● **The request**
Print the listing that follows, character for character.

● **Supplied material**
# # #

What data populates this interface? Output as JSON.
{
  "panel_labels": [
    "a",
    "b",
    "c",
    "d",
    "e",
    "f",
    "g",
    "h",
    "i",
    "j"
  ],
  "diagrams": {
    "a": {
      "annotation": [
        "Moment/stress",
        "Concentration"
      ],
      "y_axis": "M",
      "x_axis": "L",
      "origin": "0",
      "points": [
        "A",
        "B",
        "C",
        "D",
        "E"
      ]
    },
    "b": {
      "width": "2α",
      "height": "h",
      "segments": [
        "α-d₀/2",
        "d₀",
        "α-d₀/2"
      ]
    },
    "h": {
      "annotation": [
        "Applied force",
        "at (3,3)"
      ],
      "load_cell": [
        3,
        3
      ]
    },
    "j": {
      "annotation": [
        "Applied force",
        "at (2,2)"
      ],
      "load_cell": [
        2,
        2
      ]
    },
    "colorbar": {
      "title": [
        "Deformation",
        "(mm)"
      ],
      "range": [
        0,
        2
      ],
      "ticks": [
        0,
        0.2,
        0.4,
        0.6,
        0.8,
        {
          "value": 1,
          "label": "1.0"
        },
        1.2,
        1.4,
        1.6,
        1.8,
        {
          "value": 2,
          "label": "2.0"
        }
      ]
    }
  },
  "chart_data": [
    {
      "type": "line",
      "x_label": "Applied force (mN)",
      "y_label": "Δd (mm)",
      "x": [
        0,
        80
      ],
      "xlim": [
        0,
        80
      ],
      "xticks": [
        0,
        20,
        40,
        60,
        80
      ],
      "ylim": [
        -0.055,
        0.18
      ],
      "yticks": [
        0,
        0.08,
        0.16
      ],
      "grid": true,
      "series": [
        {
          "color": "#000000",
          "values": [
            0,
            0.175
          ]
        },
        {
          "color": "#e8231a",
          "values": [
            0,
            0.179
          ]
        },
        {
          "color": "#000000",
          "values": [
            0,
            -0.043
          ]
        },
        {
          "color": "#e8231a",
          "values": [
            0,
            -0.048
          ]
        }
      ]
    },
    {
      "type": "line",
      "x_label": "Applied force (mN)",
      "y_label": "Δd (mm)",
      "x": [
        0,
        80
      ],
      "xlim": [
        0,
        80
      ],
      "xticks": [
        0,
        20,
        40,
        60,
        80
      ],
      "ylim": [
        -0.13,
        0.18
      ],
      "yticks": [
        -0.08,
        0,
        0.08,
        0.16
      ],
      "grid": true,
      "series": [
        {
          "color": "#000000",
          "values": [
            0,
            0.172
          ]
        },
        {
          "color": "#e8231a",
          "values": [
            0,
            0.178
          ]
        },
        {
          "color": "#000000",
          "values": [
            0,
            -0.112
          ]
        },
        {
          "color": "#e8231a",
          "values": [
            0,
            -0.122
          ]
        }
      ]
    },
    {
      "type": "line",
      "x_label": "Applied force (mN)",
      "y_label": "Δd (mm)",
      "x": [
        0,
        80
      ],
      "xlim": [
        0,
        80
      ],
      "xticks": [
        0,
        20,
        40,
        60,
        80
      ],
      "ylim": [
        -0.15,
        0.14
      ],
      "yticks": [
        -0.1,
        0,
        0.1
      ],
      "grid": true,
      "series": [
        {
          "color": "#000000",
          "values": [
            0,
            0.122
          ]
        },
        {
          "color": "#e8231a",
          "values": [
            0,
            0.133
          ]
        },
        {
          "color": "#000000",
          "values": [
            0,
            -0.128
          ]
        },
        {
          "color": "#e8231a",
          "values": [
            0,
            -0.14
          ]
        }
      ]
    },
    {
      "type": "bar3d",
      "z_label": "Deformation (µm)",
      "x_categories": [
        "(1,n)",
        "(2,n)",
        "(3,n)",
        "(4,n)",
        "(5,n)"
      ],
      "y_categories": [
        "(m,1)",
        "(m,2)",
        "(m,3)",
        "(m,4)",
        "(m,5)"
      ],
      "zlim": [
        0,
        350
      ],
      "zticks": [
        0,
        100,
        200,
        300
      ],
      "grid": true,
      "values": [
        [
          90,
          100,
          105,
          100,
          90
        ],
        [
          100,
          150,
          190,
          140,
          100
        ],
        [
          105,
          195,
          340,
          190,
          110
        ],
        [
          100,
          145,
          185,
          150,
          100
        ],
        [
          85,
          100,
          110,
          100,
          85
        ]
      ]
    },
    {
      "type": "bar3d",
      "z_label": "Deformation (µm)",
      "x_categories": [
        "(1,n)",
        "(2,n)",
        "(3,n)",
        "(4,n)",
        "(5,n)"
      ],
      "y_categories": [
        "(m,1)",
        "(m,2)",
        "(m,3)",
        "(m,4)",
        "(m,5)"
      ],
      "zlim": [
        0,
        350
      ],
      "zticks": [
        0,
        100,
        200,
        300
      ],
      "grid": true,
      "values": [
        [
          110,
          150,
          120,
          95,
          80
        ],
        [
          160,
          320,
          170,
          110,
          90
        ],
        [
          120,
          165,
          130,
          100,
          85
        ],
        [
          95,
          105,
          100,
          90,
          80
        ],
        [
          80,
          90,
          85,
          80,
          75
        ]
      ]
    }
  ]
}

# # #

● **Response to this task**
What data populates this interface? Output as JSON.
{
  "panel_labels": [
    "a",
    "b",
    "c",
    "d",
    "e",
    "f",
    "g",
    "h",
    "i",
    "j"
  ],
  "diagrams": {
    "a": {
      "annotation": [
        "Moment/stress",
        "Concentration"
      ],
      "y_axis": "M",
      "x_axis": "L",
      "origin": "0",
      "points": [
        "A",
        "B",
        "C",
        "D",
        "E"
      ]
    },
    "b": {
      "width": "2α",
      "height": "h",
      "segments": [
        "α-d₀/2",
        "d₀",
        "α-d₀/2"
      ]
    },
    "h": {
      "annotation": [
        "Applied force",
        "at (3,3)"
      ],
      "load_cell": [
        3,
        3
      ]
    },
    "j": {
      "annotation": [
        "Applied force",
        "at (2,2)"
      ],
      "load_cell": [
        2,
        2
      ]
    },
    "colorbar": {
      "title": [
        "Deformation",
        "(mm)"
      ],
      "range": [
        0,
        2
      ],
      "ticks": [
        0,
        0.2,
        0.4,
        0.6,
        0.8,
        {
          "value": 1,
          "label": "1.0"
        },
        1.2,
        1.4,
        1.6,
        1.8,
        {
          "value": 2,
          "label": "2.0"
        }
      ]
    }
  },
  "chart_data": [
    {
      "type": "line",
      "x_label": "Applied force (mN)",
      "y_label": "Δd (mm)",
      "x": [
        0,
        80
      ],
      "xlim": [
        0,
        80
      ],
      "xticks": [
        0,
        20,
        40,
        60,
        80
      ],
      "ylim": [
        -0.055,
        0.18
      ],
      "yticks": [
        0,
        0.08,
        0.16
      ],
      "grid": true,
      "series": [
        {
          "color": "#000000",
          "values": [
            0,
            0.175
          ]
        },
        {
          "color": "#e8231a",
          "values": [
            0,
            0.179
          ]
        },
        {
          "color": "#000000",
          "values": [
            0,
            -0.043
          ]
        },
        {
          "color": "#e8231a",
          "values": [
            0,
            -0.048
          ]
        }
      ]
    },
    {
      "type": "line",
      "x_label": "Applied force (mN)",
      "y_label": "Δd (mm)",
      "x": [
        0,
        80
      ],
      "xlim": [
        0,
        80
      ],
      "xticks": [
        0,
        20,
        40,
        60,
        80
      ],
      "ylim": [
        -0.13,
        0.18
      ],
      "yticks": [
        -0.08,
        0,
        0.08,
        0.16
      ],
      "grid": true,
      "series": [
        {
          "color": "#000000",
          "values": [
            0,
            0.172
          ]
        },
        {
          "color": "#e8231a",
          "values": [
            0,
            0.178
          ]
        },
        {
          "color": "#000000",
          "values": [
            0,
            -0.112
          ]
        },
        {
          "color": "#e8231a",
          "values": [
            0,
            -0.122
          ]
        }
      ]
    },
    {
      "type": "line",
      "x_label": "Applied force (mN)",
      "y_label": "Δd (mm)",
      "x": [
        0,
        80
      ],
      "xlim": [
        0,
        80
      ],
      "xticks": [
        0,
        20,
        40,
        60,
        80
      ],
      "ylim": [
        -0.15,
        0.14
      ],
      "yticks": [
        -0.1,
        0,
        0.1
      ],
      "grid": true,
      "series": [
        {
          "color": "#000000",
          "values": [
            0,
            0.122
          ]
        },
        {
          "color": "#e8231a",
          "values": [
            0,
            0.133
          ]
        },
        {
          "color": "#000000",
          "values": [
            0,
            -0.128
          ]
        },
        {
          "color": "#e8231a",
          "values": [
            0,
            -0.14
          ]
        }
      ]
    },
    {
      "type": "bar3d",
      "z_label": "Deformation (µm)",
      "x_categories": [
        "(1,n)",
        "(2,n)",
        "(3,n)",
        "(4,n)",
        "(5,n)"
      ],
      "y_categories": [
        "(m,1)",
        "(m,2)",
        "(m,3)",
        "(m,4)",
        "(m,5)"
      ],
      "zlim": [
        0,
        350
      ],
      "zticks": [
        0,
        100,
        200,
        300
      ],
      "grid": true,
      "values": [
        [
          90,
          100,
          105,
          100,
          90
        ],
        [
          100,
          150,
          190,
          140,
          100
        ],
        [
          105,
          195,
          340,
          190,
          110
        ],
        [
          100,
          145,
          185,
          150,
          100
        ],
        [
          85,
          100,
          110,
          100,
          85
        ]
      ]
    },
    {
      "type": "bar3d",
      "z_label": "Deformation (µm)",
      "x_categories": [
        "(1,n)",
        "(2,n)",
        "(3,n)",
        "(4,n)",
        "(5,n)"
      ],
      "y_categories": [
        "(m,1)",
        "(m,2)",
        "(m,3)",
        "(m,4)",
        "(m,5)"
      ],
      "zlim": [
        0,
        350
      ],
      "zticks": [
        0,
        100,
        200,
        300
      ],
      "grid": true,
      "values": [
        [
          110,
          150,
          120,
          95,
          80
        ],
        [
          160,
          320,
          170,
          110,
          90
        ],
        [
          120,
          165,
          130,
          100,
          85
        ],
        [
          95,
          105,
          100,
          90,
          80
        ],
        [
          80,
          90,
          85,
          80,
          75
        ]
      ]
    }
  ]
}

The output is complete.